(Work to be completed) Replace every occurrence of "legend-item-label" with "legend-label" in the material below, leaving all else unchanged, and omit the pictures from your answer.

— Begin Records for processing —

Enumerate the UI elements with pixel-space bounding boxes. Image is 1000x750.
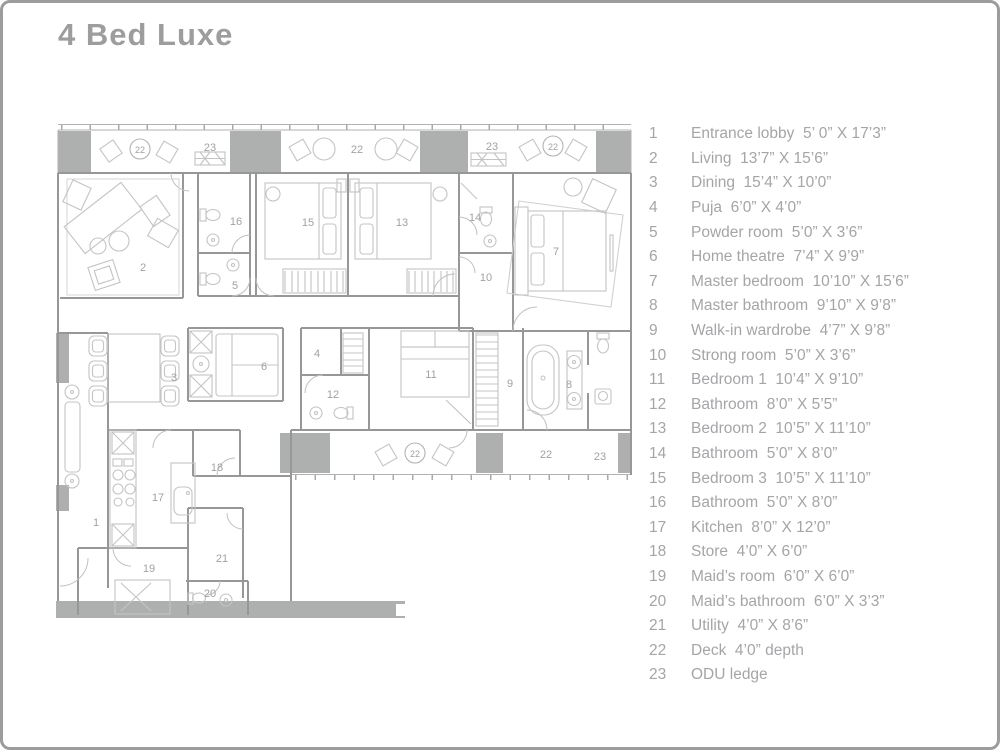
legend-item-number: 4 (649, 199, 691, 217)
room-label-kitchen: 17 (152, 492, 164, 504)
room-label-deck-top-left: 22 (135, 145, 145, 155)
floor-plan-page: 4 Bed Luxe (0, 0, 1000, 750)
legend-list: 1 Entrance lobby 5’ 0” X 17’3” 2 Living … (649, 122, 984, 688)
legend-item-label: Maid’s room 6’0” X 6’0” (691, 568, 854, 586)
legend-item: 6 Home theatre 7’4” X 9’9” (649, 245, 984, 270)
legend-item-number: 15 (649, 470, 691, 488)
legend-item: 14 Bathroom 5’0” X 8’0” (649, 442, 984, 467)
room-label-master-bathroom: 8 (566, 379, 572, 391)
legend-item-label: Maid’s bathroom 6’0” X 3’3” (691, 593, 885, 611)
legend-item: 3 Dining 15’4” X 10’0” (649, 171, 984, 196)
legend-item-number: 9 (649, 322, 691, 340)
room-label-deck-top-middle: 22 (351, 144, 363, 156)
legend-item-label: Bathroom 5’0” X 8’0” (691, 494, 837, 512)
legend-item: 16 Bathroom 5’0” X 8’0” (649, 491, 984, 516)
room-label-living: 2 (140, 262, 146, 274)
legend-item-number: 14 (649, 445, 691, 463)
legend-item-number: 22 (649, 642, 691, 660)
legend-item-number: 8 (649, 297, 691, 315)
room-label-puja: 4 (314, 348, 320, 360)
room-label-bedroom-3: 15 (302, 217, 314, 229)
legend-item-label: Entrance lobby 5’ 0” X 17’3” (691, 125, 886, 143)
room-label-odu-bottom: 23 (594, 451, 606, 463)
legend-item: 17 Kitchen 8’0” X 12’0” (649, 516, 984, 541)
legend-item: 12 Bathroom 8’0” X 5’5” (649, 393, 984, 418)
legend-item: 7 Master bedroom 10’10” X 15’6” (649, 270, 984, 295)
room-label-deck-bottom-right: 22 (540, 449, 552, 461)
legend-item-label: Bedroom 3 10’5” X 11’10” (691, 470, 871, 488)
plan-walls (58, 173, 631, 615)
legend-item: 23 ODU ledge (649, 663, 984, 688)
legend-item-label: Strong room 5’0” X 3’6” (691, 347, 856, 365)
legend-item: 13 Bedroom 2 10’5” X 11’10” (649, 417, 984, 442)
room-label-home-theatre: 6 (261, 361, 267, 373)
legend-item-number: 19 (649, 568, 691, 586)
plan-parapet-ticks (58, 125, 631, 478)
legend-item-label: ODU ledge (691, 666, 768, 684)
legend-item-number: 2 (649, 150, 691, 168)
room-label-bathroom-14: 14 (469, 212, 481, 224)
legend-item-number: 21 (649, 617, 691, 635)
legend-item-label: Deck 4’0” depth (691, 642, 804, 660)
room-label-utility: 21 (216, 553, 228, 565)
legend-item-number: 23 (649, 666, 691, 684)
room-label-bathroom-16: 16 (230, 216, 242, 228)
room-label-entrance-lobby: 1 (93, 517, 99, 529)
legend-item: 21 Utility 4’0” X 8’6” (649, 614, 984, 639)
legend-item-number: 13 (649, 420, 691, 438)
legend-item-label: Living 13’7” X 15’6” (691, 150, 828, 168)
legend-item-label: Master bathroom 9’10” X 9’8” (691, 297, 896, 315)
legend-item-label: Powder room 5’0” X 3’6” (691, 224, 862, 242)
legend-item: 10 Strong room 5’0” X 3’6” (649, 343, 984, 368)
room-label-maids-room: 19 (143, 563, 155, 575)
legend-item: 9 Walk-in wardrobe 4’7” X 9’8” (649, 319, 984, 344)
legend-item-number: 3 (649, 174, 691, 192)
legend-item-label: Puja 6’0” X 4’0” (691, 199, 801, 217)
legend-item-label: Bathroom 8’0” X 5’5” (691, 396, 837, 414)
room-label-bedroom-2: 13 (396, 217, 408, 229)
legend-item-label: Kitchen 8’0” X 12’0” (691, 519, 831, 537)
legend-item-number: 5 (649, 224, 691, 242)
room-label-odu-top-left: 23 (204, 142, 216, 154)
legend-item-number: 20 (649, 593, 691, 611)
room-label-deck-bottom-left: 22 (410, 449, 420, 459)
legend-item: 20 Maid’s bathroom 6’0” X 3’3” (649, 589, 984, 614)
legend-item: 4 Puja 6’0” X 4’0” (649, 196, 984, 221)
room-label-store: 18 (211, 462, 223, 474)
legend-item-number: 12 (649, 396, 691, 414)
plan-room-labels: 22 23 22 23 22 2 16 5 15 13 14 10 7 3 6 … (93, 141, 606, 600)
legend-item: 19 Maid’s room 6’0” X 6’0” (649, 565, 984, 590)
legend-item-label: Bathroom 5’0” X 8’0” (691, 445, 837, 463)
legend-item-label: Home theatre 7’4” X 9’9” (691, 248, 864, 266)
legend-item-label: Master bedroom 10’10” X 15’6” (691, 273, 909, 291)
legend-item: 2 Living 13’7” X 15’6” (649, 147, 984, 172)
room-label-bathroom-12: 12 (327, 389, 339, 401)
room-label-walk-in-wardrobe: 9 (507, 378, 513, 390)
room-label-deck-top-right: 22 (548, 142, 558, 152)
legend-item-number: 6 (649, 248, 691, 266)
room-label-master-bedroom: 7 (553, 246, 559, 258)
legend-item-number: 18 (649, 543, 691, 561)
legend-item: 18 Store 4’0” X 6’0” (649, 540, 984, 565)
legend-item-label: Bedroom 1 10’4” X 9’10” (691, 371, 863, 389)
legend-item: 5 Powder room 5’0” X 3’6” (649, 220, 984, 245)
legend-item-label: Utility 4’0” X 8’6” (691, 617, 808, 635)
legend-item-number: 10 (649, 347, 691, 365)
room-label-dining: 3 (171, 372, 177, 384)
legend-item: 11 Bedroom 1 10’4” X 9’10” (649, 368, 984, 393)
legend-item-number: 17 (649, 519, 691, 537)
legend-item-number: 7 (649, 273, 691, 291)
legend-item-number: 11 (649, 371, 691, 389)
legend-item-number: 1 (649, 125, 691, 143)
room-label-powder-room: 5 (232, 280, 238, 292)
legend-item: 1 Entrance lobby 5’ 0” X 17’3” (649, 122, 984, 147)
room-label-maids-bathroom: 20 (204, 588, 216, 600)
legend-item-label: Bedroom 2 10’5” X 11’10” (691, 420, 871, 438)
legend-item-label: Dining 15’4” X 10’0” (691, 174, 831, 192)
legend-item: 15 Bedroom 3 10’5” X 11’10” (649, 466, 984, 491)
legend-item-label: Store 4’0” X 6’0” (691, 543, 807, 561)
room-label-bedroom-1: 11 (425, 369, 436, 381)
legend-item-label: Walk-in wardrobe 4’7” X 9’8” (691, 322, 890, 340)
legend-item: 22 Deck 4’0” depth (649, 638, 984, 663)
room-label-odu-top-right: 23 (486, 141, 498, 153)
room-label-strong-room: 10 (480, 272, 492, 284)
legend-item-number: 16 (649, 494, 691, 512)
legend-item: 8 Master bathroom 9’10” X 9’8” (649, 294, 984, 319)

— End Records for processing —

(Final result)
Enumerate the UI elements with pixel-space bounding boxes. Image is 1000x750.
legend-item-number: 4 (649, 199, 691, 217)
room-label-kitchen: 17 (152, 492, 164, 504)
room-label-deck-top-left: 22 (135, 145, 145, 155)
floor-plan-page: 4 Bed Luxe (0, 0, 1000, 750)
legend-list: 1 Entrance lobby 5’ 0” X 17’3” 2 Living … (649, 122, 984, 688)
legend-label: Maid’s room 6’0” X 6’0” (691, 568, 854, 586)
legend-item: 6 Home theatre 7’4” X 9’9” (649, 245, 984, 270)
legend-item-number: 15 (649, 470, 691, 488)
legend-item: 14 Bathroom 5’0” X 8’0” (649, 442, 984, 467)
room-label-master-bathroom: 8 (566, 379, 572, 391)
legend-label: Maid’s bathroom 6’0” X 3’3” (691, 593, 885, 611)
legend-item: 3 Dining 15’4” X 10’0” (649, 171, 984, 196)
legend-item-number: 9 (649, 322, 691, 340)
room-label-deck-top-middle: 22 (351, 144, 363, 156)
legend-label: Bathroom 5’0” X 8’0” (691, 494, 837, 512)
legend-item: 16 Bathroom 5’0” X 8’0” (649, 491, 984, 516)
room-label-living: 2 (140, 262, 146, 274)
legend-item-number: 14 (649, 445, 691, 463)
legend-item-number: 22 (649, 642, 691, 660)
legend-item-number: 8 (649, 297, 691, 315)
room-label-puja: 4 (314, 348, 320, 360)
room-label-bedroom-3: 15 (302, 217, 314, 229)
legend-label: Entrance lobby 5’ 0” X 17’3” (691, 125, 886, 143)
room-label-odu-bottom: 23 (594, 451, 606, 463)
legend-item: 17 Kitchen 8’0” X 12’0” (649, 516, 984, 541)
legend-item: 12 Bathroom 8’0” X 5’5” (649, 393, 984, 418)
legend-item: 7 Master bedroom 10’10” X 15’6” (649, 270, 984, 295)
room-label-deck-bottom-right: 22 (540, 449, 552, 461)
legend-label: Bedroom 3 10’5” X 11’10” (691, 470, 871, 488)
plan-walls (58, 173, 631, 615)
legend-item: 23 ODU ledge (649, 663, 984, 688)
legend-label: Strong room 5’0” X 3’6” (691, 347, 856, 365)
legend-item: 13 Bedroom 2 10’5” X 11’10” (649, 417, 984, 442)
room-label-home-theatre: 6 (261, 361, 267, 373)
legend-item-number: 19 (649, 568, 691, 586)
plan-parapet-ticks (58, 125, 631, 478)
legend-label: ODU ledge (691, 666, 768, 684)
legend-item-number: 2 (649, 150, 691, 168)
room-label-bathroom-14: 14 (469, 212, 481, 224)
legend-item-number: 21 (649, 617, 691, 635)
legend-label: Deck 4’0” depth (691, 642, 804, 660)
room-label-utility: 21 (216, 553, 228, 565)
legend-item-number: 23 (649, 666, 691, 684)
room-label-bathroom-16: 16 (230, 216, 242, 228)
room-label-entrance-lobby: 1 (93, 517, 99, 529)
legend-item: 21 Utility 4’0” X 8’6” (649, 614, 984, 639)
legend-item-number: 13 (649, 420, 691, 438)
legend-label: Living 13’7” X 15’6” (691, 150, 828, 168)
legend-label: Master bathroom 9’10” X 9’8” (691, 297, 896, 315)
legend-label: Powder room 5’0” X 3’6” (691, 224, 862, 242)
legend-item: 10 Strong room 5’0” X 3’6” (649, 343, 984, 368)
room-label-maids-room: 19 (143, 563, 155, 575)
legend-item: 9 Walk-in wardrobe 4’7” X 9’8” (649, 319, 984, 344)
legend-item-number: 3 (649, 174, 691, 192)
legend-label: Puja 6’0” X 4’0” (691, 199, 801, 217)
legend-label: Bathroom 8’0” X 5’5” (691, 396, 837, 414)
room-label-bedroom-2: 13 (396, 217, 408, 229)
legend-label: Kitchen 8’0” X 12’0” (691, 519, 831, 537)
legend-item-number: 5 (649, 224, 691, 242)
room-label-odu-top-left: 23 (204, 142, 216, 154)
legend-item-number: 20 (649, 593, 691, 611)
room-label-deck-bottom-left: 22 (410, 449, 420, 459)
legend-item: 20 Maid’s bathroom 6’0” X 3’3” (649, 589, 984, 614)
legend-item: 4 Puja 6’0” X 4’0” (649, 196, 984, 221)
room-label-store: 18 (211, 462, 223, 474)
legend-item-number: 12 (649, 396, 691, 414)
plan-room-labels: 22 23 22 23 22 2 16 5 15 13 14 10 7 3 6 … (93, 141, 606, 600)
legend-item: 19 Maid’s room 6’0” X 6’0” (649, 565, 984, 590)
legend-label: Bathroom 5’0” X 8’0” (691, 445, 837, 463)
legend-label: Home theatre 7’4” X 9’9” (691, 248, 864, 266)
legend-label: Master bedroom 10’10” X 15’6” (691, 273, 909, 291)
legend-item: 2 Living 13’7” X 15’6” (649, 147, 984, 172)
room-label-bathroom-12: 12 (327, 389, 339, 401)
room-label-walk-in-wardrobe: 9 (507, 378, 513, 390)
room-label-deck-top-right: 22 (548, 142, 558, 152)
legend-item-number: 6 (649, 248, 691, 266)
room-label-master-bedroom: 7 (553, 246, 559, 258)
legend-item-number: 18 (649, 543, 691, 561)
legend-item: 18 Store 4’0” X 6’0” (649, 540, 984, 565)
legend-label: Bedroom 1 10’4” X 9’10” (691, 371, 863, 389)
legend-item: 5 Powder room 5’0” X 3’6” (649, 220, 984, 245)
legend-label: Utility 4’0” X 8’6” (691, 617, 808, 635)
legend-item-number: 10 (649, 347, 691, 365)
room-label-dining: 3 (171, 372, 177, 384)
legend-item: 11 Bedroom 1 10’4” X 9’10” (649, 368, 984, 393)
legend-item-number: 17 (649, 519, 691, 537)
legend-item-number: 7 (649, 273, 691, 291)
legend-item-number: 11 (649, 371, 691, 389)
legend-item-number: 1 (649, 125, 691, 143)
room-label-powder-room: 5 (232, 280, 238, 292)
legend-item: 1 Entrance lobby 5’ 0” X 17’3” (649, 122, 984, 147)
room-label-maids-bathroom: 20 (204, 588, 216, 600)
legend-label: Bedroom 2 10’5” X 11’10” (691, 420, 871, 438)
legend-label: Dining 15’4” X 10’0” (691, 174, 831, 192)
legend-item: 15 Bedroom 3 10’5” X 11’10” (649, 466, 984, 491)
legend-label: Store 4’0” X 6’0” (691, 543, 807, 561)
room-label-bedroom-1: 11 (425, 369, 436, 381)
legend-label: Walk-in wardrobe 4’7” X 9’8” (691, 322, 890, 340)
legend-item: 22 Deck 4’0” depth (649, 638, 984, 663)
room-label-odu-top-right: 23 (486, 141, 498, 153)
room-label-strong-room: 10 (480, 272, 492, 284)
legend-item-number: 16 (649, 494, 691, 512)
legend-item: 8 Master bathroom 9’10” X 9’8” (649, 294, 984, 319)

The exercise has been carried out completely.